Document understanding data

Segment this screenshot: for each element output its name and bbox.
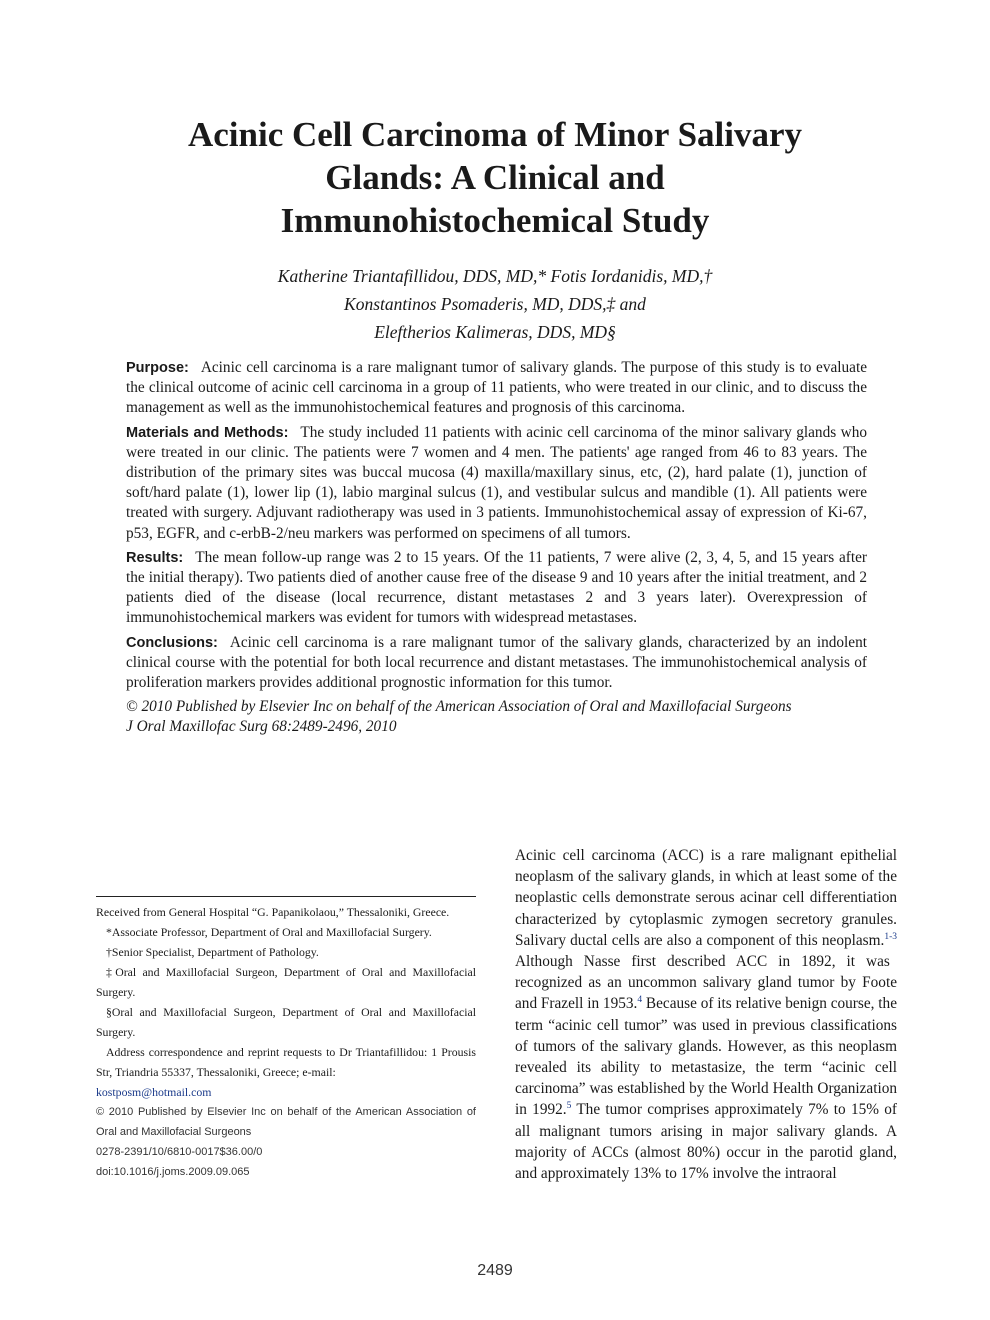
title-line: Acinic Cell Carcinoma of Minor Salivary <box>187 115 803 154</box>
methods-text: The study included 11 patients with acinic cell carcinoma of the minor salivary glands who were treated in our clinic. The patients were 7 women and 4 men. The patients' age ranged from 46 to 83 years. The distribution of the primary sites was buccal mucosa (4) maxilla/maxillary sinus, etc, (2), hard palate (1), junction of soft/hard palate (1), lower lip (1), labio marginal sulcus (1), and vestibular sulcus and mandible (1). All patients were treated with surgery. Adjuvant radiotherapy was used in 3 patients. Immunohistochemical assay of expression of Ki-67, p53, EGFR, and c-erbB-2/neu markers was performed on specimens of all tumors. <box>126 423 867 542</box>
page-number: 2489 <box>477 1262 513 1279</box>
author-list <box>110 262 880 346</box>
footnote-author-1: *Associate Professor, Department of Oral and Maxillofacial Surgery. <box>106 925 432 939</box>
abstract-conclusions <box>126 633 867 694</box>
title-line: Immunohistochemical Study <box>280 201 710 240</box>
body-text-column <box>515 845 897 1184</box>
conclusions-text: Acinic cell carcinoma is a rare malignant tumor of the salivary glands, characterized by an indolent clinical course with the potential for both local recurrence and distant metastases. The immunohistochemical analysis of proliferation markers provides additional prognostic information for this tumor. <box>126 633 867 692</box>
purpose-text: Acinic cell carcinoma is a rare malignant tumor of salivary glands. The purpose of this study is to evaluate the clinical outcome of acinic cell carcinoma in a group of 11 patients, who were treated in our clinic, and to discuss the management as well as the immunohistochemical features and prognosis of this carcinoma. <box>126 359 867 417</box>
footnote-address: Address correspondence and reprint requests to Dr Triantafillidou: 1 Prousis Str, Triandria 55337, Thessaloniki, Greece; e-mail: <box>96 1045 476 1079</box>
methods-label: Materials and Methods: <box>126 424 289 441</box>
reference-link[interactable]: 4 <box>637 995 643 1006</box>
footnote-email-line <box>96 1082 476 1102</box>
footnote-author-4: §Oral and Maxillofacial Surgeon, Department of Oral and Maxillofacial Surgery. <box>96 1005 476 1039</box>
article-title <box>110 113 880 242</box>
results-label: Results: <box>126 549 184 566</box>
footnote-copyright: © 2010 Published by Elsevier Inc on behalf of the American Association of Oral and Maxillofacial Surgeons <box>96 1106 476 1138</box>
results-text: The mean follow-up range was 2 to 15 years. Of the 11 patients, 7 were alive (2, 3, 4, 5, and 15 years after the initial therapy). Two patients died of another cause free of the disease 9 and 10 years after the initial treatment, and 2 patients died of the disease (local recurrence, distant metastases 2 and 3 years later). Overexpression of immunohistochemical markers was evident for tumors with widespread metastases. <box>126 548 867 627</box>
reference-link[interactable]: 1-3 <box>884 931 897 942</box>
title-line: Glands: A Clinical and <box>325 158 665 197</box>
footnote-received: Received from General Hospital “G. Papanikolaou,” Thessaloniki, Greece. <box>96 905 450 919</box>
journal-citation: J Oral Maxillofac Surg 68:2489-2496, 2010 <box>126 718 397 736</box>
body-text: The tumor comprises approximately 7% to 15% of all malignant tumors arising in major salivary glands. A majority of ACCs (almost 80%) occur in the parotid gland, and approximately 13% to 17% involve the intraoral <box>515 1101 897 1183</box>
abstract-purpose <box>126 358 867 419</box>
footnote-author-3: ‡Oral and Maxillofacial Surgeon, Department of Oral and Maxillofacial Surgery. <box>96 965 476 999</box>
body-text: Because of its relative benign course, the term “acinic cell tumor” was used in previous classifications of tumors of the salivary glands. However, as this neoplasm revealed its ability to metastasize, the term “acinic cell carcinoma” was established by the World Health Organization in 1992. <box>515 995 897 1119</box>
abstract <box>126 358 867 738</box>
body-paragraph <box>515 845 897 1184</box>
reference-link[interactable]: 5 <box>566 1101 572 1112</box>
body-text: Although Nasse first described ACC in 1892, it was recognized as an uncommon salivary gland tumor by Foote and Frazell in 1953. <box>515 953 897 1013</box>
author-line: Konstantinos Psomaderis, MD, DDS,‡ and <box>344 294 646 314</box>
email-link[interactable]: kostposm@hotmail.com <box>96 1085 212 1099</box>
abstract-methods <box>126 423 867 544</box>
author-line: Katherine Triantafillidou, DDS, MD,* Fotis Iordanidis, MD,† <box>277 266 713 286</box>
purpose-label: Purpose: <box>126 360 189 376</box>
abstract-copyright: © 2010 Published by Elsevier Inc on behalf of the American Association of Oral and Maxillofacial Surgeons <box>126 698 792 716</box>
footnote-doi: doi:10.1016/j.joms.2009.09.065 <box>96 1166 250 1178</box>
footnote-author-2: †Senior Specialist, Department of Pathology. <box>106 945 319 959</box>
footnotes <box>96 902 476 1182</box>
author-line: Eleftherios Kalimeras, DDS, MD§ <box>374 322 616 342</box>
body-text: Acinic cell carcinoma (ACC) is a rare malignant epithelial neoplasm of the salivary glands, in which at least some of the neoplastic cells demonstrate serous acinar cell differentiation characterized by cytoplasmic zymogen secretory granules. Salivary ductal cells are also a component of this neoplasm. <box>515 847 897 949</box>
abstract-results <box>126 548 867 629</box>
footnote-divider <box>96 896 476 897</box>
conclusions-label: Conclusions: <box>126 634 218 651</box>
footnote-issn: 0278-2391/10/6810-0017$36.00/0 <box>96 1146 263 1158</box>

What you need to do —
Set every line of the records down again exactly, and exclude all pictures.

Answer for this exercise —
Segment this screenshot: for each element output its name and bbox.
title-line: Acinic Cell Carcinoma of Minor Salivary <box>187 115 803 154</box>
methods-text: The study included 11 patients with acinic cell carcinoma of the minor salivary glands who were treated in our clinic. The patients were 7 women and 4 men. The patients' age ranged from 46 to 83 years. The distribution of the primary sites was buccal mucosa (4) maxilla/maxillary sinus, etc, (2), hard palate (1), junction of soft/hard palate (1), lower lip (1), labio marginal sulcus (1), and vestibular sulcus and mandible (1). All patients were treated with surgery. Adjuvant radiotherapy was used in 3 patients. Immunohistochemical assay of expression of Ki-67, p53, EGFR, and c-erbB-2/neu markers was performed on specimens of all tumors. <box>126 423 867 542</box>
page-number: 2489 <box>477 1262 513 1279</box>
author-list <box>110 262 880 346</box>
footnote-author-1: *Associate Professor, Department of Oral and Maxillofacial Surgery. <box>106 925 432 939</box>
abstract-conclusions <box>126 633 867 694</box>
title-line: Immunohistochemical Study <box>280 201 710 240</box>
body-text-column <box>515 845 897 1184</box>
conclusions-text: Acinic cell carcinoma is a rare malignant tumor of the salivary glands, characterized by an indolent clinical course with the potential for both local recurrence and distant metastases. The immunohistochemical analysis of proliferation markers provides additional prognostic information for this tumor. <box>126 633 867 692</box>
purpose-text: Acinic cell carcinoma is a rare malignant tumor of salivary glands. The purpose of this study is to evaluate the clinical outcome of acinic cell carcinoma in a group of 11 patients, who were treated in our clinic, and to discuss the management as well as the immunohistochemical features and prognosis of this carcinoma. <box>126 359 867 417</box>
footnote-address: Address correspondence and reprint requests to Dr Triantafillidou: 1 Prousis Str, Triandria 55337, Thessaloniki, Greece; e-mail: <box>96 1045 476 1079</box>
methods-label: Materials and Methods: <box>126 424 289 441</box>
reference-link[interactable]: 4 <box>637 995 643 1006</box>
footnote-email-line <box>96 1082 476 1102</box>
footnote-author-4: §Oral and Maxillofacial Surgeon, Department of Oral and Maxillofacial Surgery. <box>96 1005 476 1039</box>
article-title <box>110 113 880 242</box>
results-label: Results: <box>126 549 184 566</box>
footnote-copyright: © 2010 Published by Elsevier Inc on behalf of the American Association of Oral and Maxillofacial Surgeons <box>96 1106 476 1138</box>
results-text: The mean follow-up range was 2 to 15 years. Of the 11 patients, 7 were alive (2, 3, 4, 5, and 15 years after the initial therapy). Two patients died of another cause free of the disease 9 and 10 years after the initial treatment, and 2 patients died of the disease (local recurrence, distant metastases 2 and 3 years later). Overexpression of immunohistochemical markers was evident for tumors with widespread metastases. <box>126 548 867 627</box>
reference-link[interactable]: 1-3 <box>884 931 897 942</box>
title-line: Glands: A Clinical and <box>325 158 665 197</box>
footnote-received: Received from General Hospital “G. Papanikolaou,” Thessaloniki, Greece. <box>96 905 450 919</box>
journal-citation: J Oral Maxillofac Surg 68:2489-2496, 2010 <box>126 718 397 736</box>
body-text: The tumor comprises approximately 7% to 15% of all malignant tumors arising in major salivary glands. A majority of ACCs (almost 80%) occur in the parotid gland, and approximately 13% to 17% involve the intraoral <box>515 1101 897 1183</box>
abstract-purpose <box>126 358 867 419</box>
footnote-author-3: ‡Oral and Maxillofacial Surgeon, Department of Oral and Maxillofacial Surgery. <box>96 965 476 999</box>
body-text: Because of its relative benign course, the term “acinic cell tumor” was used in previous classifications of tumors of the salivary glands. However, as this neoplasm revealed its ability to metastasize, the term “acinic cell carcinoma” was established by the World Health Organization in 1992. <box>515 995 897 1119</box>
abstract <box>126 358 867 738</box>
body-paragraph <box>515 845 897 1184</box>
reference-link[interactable]: 5 <box>566 1101 572 1112</box>
body-text: Although Nasse first described ACC in 1892, it was recognized as an uncommon salivary gland tumor by Foote and Frazell in 1953. <box>515 953 897 1013</box>
author-line: Konstantinos Psomaderis, MD, DDS,‡ and <box>344 294 646 314</box>
email-link[interactable]: kostposm@hotmail.com <box>96 1085 212 1099</box>
abstract-methods <box>126 423 867 544</box>
author-line: Katherine Triantafillidou, DDS, MD,* Fotis Iordanidis, MD,† <box>277 266 713 286</box>
purpose-label: Purpose: <box>126 360 189 376</box>
abstract-copyright: © 2010 Published by Elsevier Inc on behalf of the American Association of Oral and Maxillofacial Surgeons <box>126 698 792 716</box>
footnote-doi: doi:10.1016/j.joms.2009.09.065 <box>96 1166 250 1178</box>
footnote-author-2: †Senior Specialist, Department of Pathology. <box>106 945 319 959</box>
footnotes <box>96 902 476 1182</box>
author-line: Eleftherios Kalimeras, DDS, MD§ <box>374 322 616 342</box>
body-text: Acinic cell carcinoma (ACC) is a rare malignant epithelial neoplasm of the salivary glands, in which at least some of the neoplastic cells demonstrate serous acinar cell differentiation characterized by cytoplasmic zymogen secretory granules. Salivary ductal cells are also a component of this neoplasm. <box>515 847 897 949</box>
abstract-results <box>126 548 867 629</box>
footnote-divider <box>96 896 476 897</box>
conclusions-label: Conclusions: <box>126 634 218 651</box>
footnote-issn: 0278-2391/10/6810-0017$36.00/0 <box>96 1146 263 1158</box>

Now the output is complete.